WHAT THE EXERCISE ASKS ▸
What follows is a listing; restate every line of it word for word.

========

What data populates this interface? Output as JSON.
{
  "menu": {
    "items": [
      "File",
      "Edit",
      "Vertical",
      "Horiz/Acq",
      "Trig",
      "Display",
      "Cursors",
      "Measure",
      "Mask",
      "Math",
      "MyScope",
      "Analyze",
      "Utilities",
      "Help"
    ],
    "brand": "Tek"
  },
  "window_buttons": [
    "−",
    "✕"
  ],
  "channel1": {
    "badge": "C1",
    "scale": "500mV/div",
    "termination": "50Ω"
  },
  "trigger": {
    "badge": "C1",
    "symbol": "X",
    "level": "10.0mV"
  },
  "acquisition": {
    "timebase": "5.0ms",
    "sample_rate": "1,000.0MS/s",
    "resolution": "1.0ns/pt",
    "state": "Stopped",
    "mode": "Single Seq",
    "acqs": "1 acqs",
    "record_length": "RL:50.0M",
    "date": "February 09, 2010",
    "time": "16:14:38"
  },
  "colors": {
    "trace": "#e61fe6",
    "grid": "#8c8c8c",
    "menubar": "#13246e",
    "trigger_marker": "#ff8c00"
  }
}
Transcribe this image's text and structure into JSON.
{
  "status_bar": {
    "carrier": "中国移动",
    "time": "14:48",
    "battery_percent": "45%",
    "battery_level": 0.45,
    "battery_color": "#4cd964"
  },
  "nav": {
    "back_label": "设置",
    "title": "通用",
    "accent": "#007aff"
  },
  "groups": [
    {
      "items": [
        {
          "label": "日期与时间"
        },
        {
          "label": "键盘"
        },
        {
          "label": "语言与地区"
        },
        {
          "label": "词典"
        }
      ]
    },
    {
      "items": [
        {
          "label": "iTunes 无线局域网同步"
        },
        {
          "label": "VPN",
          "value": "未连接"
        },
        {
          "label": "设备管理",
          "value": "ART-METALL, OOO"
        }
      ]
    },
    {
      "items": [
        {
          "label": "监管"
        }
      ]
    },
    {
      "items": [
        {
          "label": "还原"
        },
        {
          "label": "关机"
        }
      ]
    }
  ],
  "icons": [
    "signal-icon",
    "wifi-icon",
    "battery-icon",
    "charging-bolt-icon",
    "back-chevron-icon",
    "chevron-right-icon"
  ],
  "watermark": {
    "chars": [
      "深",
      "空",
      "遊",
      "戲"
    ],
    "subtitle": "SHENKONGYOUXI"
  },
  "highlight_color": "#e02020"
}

========

FULL RESPONSE ▸
What data populates this interface? Output as JSON.
{
  "menu": {
    "items": [
      "File",
      "Edit",
      "Vertical",
      "Horiz/Acq",
      "Trig",
      "Display",
      "Cursors",
      "Measure",
      "Mask",
      "Math",
      "MyScope",
      "Analyze",
      "Utilities",
      "Help"
    ],
    "brand": "Tek"
  },
  "window_buttons": [
    "−",
    "✕"
  ],
  "channel1": {
    "badge": "C1",
    "scale": "500mV/div",
    "termination": "50Ω"
  },
  "trigger": {
    "badge": "C1",
    "symbol": "X",
    "level": "10.0mV"
  },
  "acquisition": {
    "timebase": "5.0ms",
    "sample_rate": "1,000.0MS/s",
    "resolution": "1.0ns/pt",
    "state": "Stopped",
    "mode": "Single Seq",
    "acqs": "1 acqs",
    "record_length": "RL:50.0M",
    "date": "February 09, 2010",
    "time": "16:14:38"
  },
  "colors": {
    "trace": "#e61fe6",
    "grid": "#8c8c8c",
    "menubar": "#13246e",
    "trigger_marker": "#ff8c00"
  }
}
Transcribe this image's text and structure into JSON.
{
  "status_bar": {
    "carrier": "中国移动",
    "time": "14:48",
    "battery_percent": "45%",
    "battery_level": 0.45,
    "battery_color": "#4cd964"
  },
  "nav": {
    "back_label": "设置",
    "title": "通用",
    "accent": "#007aff"
  },
  "groups": [
    {
      "items": [
        {
          "label": "日期与时间"
        },
        {
          "label": "键盘"
        },
        {
          "label": "语言与地区"
        },
        {
          "label": "词典"
        }
      ]
    },
    {
      "items": [
        {
          "label": "iTunes 无线局域网同步"
        },
        {
          "label": "VPN",
          "value": "未连接"
        },
        {
          "label": "设备管理",
          "value": "ART-METALL, OOO"
        }
      ]
    },
    {
      "items": [
        {
          "label": "监管"
        }
      ]
    },
    {
      "items": [
        {
          "label": "还原"
        },
        {
          "label": "关机"
        }
      ]
    }
  ],
  "icons": [
    "signal-icon",
    "wifi-icon",
    "battery-icon",
    "charging-bolt-icon",
    "back-chevron-icon",
    "chevron-right-icon"
  ],
  "watermark": {
    "chars": [
      "深",
      "空",
      "遊",
      "戲"
    ],
    "subtitle": "SHENKONGYOUXI"
  },
  "highlight_color": "#e02020"
}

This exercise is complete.